__Written exercise__. Each line of the material must be repeated precisely, with the pictures left out.

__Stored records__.

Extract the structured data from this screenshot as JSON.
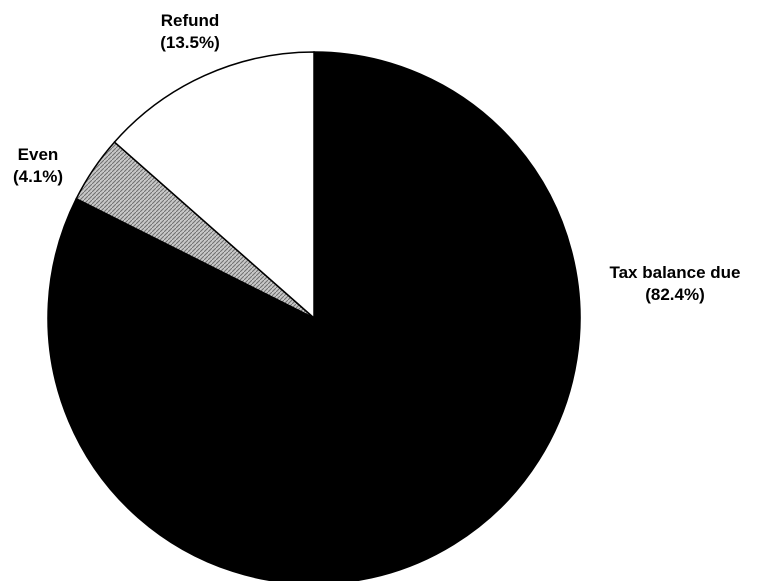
{
  "chart_data": {
    "type": "pie",
    "title": "",
    "start_angle_deg": 0,
    "direction": "clockwise",
    "slices": [
      {
        "label": "Tax balance due",
        "value": 82.4,
        "value_label": "(82.4%)",
        "color": "#000000",
        "fill": "solid"
      },
      {
        "label": "Even",
        "value": 4.1,
        "value_label": "(4.1%)",
        "color": "#a9a9a9",
        "fill": "hatched"
      },
      {
        "label": "Refund",
        "value": 13.5,
        "value_label": "(13.5%)",
        "color": "#ffffff",
        "fill": "solid"
      }
    ]
  }
}
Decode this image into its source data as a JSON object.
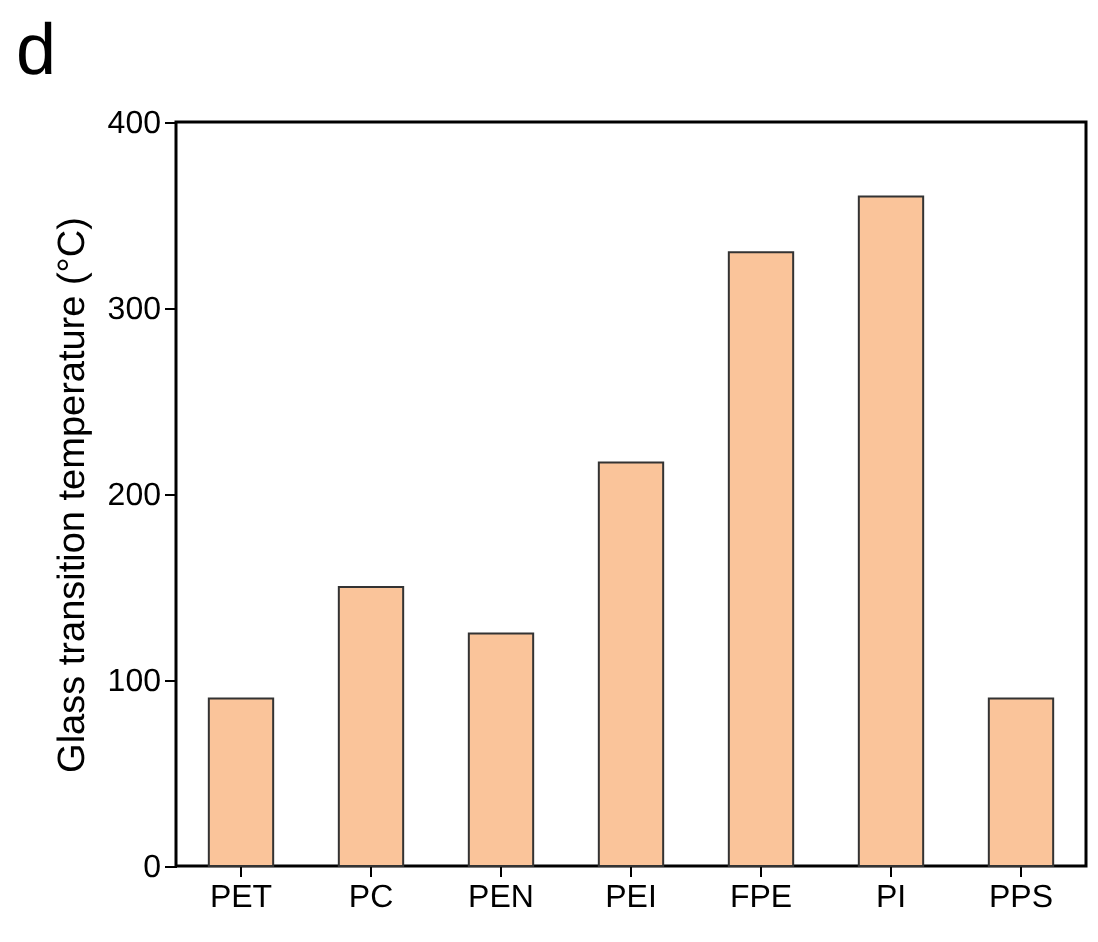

__Complete response__.
Extract the structured data from this screenshot as JSON.
{
  "chart_data": {
    "type": "pie",
    "title": "",
    "start_angle_deg": 0,
    "direction": "clockwise",
    "slices": [
      {
        "label": "Tax balance due",
        "value": 82.4,
        "value_label": "(82.4%)",
        "color": "#000000",
        "fill": "solid"
      },
      {
        "label": "Even",
        "value": 4.1,
        "value_label": "(4.1%)",
        "color": "#a9a9a9",
        "fill": "hatched"
      },
      {
        "label": "Refund",
        "value": 13.5,
        "value_label": "(13.5%)",
        "color": "#ffffff",
        "fill": "solid"
      }
    ]
  }
}
Decode this image into its source data as a JSON object.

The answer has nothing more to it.